((
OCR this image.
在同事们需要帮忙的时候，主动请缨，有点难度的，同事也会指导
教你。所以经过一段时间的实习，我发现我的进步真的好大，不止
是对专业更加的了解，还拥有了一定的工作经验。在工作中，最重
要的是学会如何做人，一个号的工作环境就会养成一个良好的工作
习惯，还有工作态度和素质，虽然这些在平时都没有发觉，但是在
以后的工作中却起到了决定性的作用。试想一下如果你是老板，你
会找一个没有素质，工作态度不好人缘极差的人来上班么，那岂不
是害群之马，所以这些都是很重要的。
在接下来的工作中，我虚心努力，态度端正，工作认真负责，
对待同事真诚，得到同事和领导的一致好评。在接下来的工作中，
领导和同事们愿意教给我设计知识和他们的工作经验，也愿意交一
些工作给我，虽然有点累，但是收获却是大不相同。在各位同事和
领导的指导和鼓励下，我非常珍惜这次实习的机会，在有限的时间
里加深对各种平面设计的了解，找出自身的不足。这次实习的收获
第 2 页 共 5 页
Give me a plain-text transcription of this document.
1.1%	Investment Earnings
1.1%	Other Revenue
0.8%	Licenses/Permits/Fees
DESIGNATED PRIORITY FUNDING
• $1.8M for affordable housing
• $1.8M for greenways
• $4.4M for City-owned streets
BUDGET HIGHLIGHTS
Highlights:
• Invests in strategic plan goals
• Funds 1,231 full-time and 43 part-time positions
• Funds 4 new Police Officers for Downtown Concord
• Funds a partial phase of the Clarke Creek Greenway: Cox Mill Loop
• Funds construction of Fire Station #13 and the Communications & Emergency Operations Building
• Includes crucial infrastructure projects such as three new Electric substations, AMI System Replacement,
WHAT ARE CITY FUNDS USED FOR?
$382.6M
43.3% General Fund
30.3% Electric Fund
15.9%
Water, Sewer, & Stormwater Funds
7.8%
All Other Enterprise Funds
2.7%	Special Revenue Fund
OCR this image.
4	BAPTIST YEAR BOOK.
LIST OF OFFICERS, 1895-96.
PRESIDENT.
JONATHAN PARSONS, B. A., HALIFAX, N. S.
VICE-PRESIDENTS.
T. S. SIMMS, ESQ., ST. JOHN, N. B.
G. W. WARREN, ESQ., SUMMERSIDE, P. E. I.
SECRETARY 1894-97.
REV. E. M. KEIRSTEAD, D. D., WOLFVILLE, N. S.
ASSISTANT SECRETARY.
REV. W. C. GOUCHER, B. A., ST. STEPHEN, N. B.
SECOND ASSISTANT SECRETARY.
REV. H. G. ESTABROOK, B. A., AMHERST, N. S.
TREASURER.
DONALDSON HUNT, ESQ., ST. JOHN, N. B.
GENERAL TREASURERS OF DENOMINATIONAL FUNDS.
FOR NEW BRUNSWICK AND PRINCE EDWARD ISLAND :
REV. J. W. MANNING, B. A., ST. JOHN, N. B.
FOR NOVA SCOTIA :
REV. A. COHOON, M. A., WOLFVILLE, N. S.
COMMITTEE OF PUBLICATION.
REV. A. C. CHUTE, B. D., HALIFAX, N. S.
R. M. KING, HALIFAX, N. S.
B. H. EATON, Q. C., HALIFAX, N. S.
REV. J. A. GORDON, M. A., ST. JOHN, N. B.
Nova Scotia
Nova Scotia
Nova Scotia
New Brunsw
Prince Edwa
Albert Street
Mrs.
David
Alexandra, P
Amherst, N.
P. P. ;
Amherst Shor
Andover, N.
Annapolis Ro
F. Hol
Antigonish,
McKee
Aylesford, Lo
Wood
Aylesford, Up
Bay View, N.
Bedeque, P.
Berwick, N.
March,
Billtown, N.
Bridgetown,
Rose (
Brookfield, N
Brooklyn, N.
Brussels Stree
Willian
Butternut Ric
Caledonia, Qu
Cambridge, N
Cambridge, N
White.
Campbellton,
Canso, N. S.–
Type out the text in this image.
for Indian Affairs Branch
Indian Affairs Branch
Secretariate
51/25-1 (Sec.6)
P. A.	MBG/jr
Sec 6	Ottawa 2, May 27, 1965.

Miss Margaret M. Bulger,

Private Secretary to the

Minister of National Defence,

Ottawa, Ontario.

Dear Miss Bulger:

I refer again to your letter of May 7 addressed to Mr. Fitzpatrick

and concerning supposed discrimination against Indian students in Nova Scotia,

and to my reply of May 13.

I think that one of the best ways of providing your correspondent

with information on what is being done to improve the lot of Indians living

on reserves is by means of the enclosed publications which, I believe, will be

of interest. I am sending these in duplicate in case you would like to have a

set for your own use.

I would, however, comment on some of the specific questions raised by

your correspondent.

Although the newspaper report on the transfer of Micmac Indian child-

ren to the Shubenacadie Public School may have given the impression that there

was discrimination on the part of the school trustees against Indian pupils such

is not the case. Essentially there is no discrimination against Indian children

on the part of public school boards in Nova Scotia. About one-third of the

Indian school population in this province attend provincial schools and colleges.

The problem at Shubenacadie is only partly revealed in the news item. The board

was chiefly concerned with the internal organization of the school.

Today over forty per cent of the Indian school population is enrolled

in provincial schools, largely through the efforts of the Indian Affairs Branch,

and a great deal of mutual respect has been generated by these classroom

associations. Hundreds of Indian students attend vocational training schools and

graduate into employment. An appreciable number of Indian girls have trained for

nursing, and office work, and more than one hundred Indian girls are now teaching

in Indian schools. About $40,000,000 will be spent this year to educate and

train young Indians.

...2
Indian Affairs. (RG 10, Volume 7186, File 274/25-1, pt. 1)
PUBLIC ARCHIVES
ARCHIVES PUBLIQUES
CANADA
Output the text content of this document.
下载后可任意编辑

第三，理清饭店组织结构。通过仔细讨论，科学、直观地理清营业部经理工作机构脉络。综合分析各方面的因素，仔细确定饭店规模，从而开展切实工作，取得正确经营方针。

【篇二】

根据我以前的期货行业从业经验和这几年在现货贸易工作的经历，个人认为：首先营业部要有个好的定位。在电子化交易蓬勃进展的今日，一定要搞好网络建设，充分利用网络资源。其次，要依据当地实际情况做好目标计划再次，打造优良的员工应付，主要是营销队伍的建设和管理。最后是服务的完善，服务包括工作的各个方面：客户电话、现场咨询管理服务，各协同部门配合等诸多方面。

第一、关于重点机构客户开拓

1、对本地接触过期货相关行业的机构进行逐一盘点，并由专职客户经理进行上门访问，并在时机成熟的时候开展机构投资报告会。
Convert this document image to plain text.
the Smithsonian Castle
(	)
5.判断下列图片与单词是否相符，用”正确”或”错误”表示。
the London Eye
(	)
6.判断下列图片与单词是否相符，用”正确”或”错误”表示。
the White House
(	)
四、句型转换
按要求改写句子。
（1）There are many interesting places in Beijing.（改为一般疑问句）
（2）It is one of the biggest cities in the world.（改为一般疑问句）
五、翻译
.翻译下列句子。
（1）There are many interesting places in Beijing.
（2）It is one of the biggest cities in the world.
))
- _Exercise details_: Each line of the material should be echoed exactly.

- _Exercise output_:
OCR this image.
在同事们需要帮忙的时候，主动请缨，有点难度的，同事也会指导
教你。所以经过一段时间的实习，我发现我的进步真的好大，不止
是对专业更加的了解，还拥有了一定的工作经验。在工作中，最重
要的是学会如何做人，一个号的工作环境就会养成一个良好的工作
习惯，还有工作态度和素质，虽然这些在平时都没有发觉，但是在
以后的工作中却起到了决定性的作用。试想一下如果你是老板，你
会找一个没有素质，工作态度不好人缘极差的人来上班么，那岂不
是害群之马，所以这些都是很重要的。
在接下来的工作中，我虚心努力，态度端正，工作认真负责，
对待同事真诚，得到同事和领导的一致好评。在接下来的工作中，
领导和同事们愿意教给我设计知识和他们的工作经验，也愿意交一
些工作给我，虽然有点累，但是收获却是大不相同。在各位同事和
领导的指导和鼓励下，我非常珍惜这次实习的机会，在有限的时间
里加深对各种平面设计的了解，找出自身的不足。这次实习的收获
第 2 页 共 5 页
Give me a plain-text transcription of this document.
1.1%	Investment Earnings
1.1%	Other Revenue
0.8%	Licenses/Permits/Fees
DESIGNATED PRIORITY FUNDING
• $1.8M for affordable housing
• $1.8M for greenways
• $4.4M for City-owned streets
BUDGET HIGHLIGHTS
Highlights:
• Invests in strategic plan goals
• Funds 1,231 full-time and 43 part-time positions
• Funds 4 new Police Officers for Downtown Concord
• Funds a partial phase of the Clarke Creek Greenway: Cox Mill Loop
• Funds construction of Fire Station #13 and the Communications & Emergency Operations Building
• Includes crucial infrastructure projects such as three new Electric substations, AMI System Replacement,
WHAT ARE CITY FUNDS USED FOR?
$382.6M
43.3% General Fund
30.3% Electric Fund
15.9%
Water, Sewer, & Stormwater Funds
7.8%
All Other Enterprise Funds
2.7%	Special Revenue Fund
OCR this image.
4	BAPTIST YEAR BOOK.
LIST OF OFFICERS, 1895-96.
PRESIDENT.
JONATHAN PARSONS, B. A., HALIFAX, N. S.
VICE-PRESIDENTS.
T. S. SIMMS, ESQ., ST. JOHN, N. B.
G. W. WARREN, ESQ., SUMMERSIDE, P. E. I.
SECRETARY 1894-97.
REV. E. M. KEIRSTEAD, D. D., WOLFVILLE, N. S.
ASSISTANT SECRETARY.
REV. W. C. GOUCHER, B. A., ST. STEPHEN, N. B.
SECOND ASSISTANT SECRETARY.
REV. H. G. ESTABROOK, B. A., AMHERST, N. S.
TREASURER.
DONALDSON HUNT, ESQ., ST. JOHN, N. B.
GENERAL TREASURERS OF DENOMINATIONAL FUNDS.
FOR NEW BRUNSWICK AND PRINCE EDWARD ISLAND :
REV. J. W. MANNING, B. A., ST. JOHN, N. B.
FOR NOVA SCOTIA :
REV. A. COHOON, M. A., WOLFVILLE, N. S.
COMMITTEE OF PUBLICATION.
REV. A. C. CHUTE, B. D., HALIFAX, N. S.
R. M. KING, HALIFAX, N. S.
B. H. EATON, Q. C., HALIFAX, N. S.
REV. J. A. GORDON, M. A., ST. JOHN, N. B.
Nova Scotia
Nova Scotia
Nova Scotia
New Brunsw
Prince Edwa
Albert Street
Mrs.
David
Alexandra, P
Amherst, N.
P. P. ;
Amherst Shor
Andover, N.
Annapolis Ro
F. Hol
Antigonish,
McKee
Aylesford, Lo
Wood
Aylesford, Up
Bay View, N.
Bedeque, P.
Berwick, N.
March,
Billtown, N.
Bridgetown,
Rose (
Brookfield, N
Brooklyn, N.
Brussels Stree
Willian
Butternut Ric
Caledonia, Qu
Cambridge, N
Cambridge, N
White.
Campbellton,
Canso, N. S.–
Type out the text in this image.
for Indian Affairs Branch
Indian Affairs Branch
Secretariate
51/25-1 (Sec.6)
P. A.	MBG/jr
Sec 6	Ottawa 2, May 27, 1965.

Miss Margaret M. Bulger,

Private Secretary to the

Minister of National Defence,

Ottawa, Ontario.

Dear Miss Bulger:

I refer again to your letter of May 7 addressed to Mr. Fitzpatrick

and concerning supposed discrimination against Indian students in Nova Scotia,

and to my reply of May 13.

I think that one of the best ways of providing your correspondent

with information on what is being done to improve the lot of Indians living

on reserves is by means of the enclosed publications which, I believe, will be

of interest. I am sending these in duplicate in case you would like to have a

set for your own use.

I would, however, comment on some of the specific questions raised by

your correspondent.

Although the newspaper report on the transfer of Micmac Indian child-

ren to the Shubenacadie Public School may have given the impression that there

was discrimination on the part of the school trustees against Indian pupils such

is not the case. Essentially there is no discrimination against Indian children

on the part of public school boards in Nova Scotia. About one-third of the

Indian school population in this province attend provincial schools and colleges.

The problem at Shubenacadie is only partly revealed in the news item. The board

was chiefly concerned with the internal organization of the school.

Today over forty per cent of the Indian school population is enrolled

in provincial schools, largely through the efforts of the Indian Affairs Branch,

and a great deal of mutual respect has been generated by these classroom

associations. Hundreds of Indian students attend vocational training schools and

graduate into employment. An appreciable number of Indian girls have trained for

nursing, and office work, and more than one hundred Indian girls are now teaching

in Indian schools. About $40,000,000 will be spent this year to educate and

train young Indians.

...2
Indian Affairs. (RG 10, Volume 7186, File 274/25-1, pt. 1)
PUBLIC ARCHIVES
ARCHIVES PUBLIQUES
CANADA
Output the text content of this document.
下载后可任意编辑

第三，理清饭店组织结构。通过仔细讨论，科学、直观地理清营业部经理工作机构脉络。综合分析各方面的因素，仔细确定饭店规模，从而开展切实工作，取得正确经营方针。

【篇二】

根据我以前的期货行业从业经验和这几年在现货贸易工作的经历，个人认为：首先营业部要有个好的定位。在电子化交易蓬勃进展的今日，一定要搞好网络建设，充分利用网络资源。其次，要依据当地实际情况做好目标计划再次，打造优良的员工应付，主要是营销队伍的建设和管理。最后是服务的完善，服务包括工作的各个方面：客户电话、现场咨询管理服务，各协同部门配合等诸多方面。

第一、关于重点机构客户开拓

1、对本地接触过期货相关行业的机构进行逐一盘点，并由专职客户经理进行上门访问，并在时机成熟的时候开展机构投资报告会。
Convert this document image to plain text.
the Smithsonian Castle
(	)
5.判断下列图片与单词是否相符，用”正确”或”错误”表示。
the London Eye
(	)
6.判断下列图片与单词是否相符，用”正确”或”错误”表示。
the White House
(	)
四、句型转换
按要求改写句子。
（1）There are many interesting places in Beijing.（改为一般疑问句）
（2）It is one of the biggest cities in the world.（改为一般疑问句）
五、翻译
.翻译下列句子。
（1）There are many interesting places in Beijing.
（2）It is one of the biggest cities in the world.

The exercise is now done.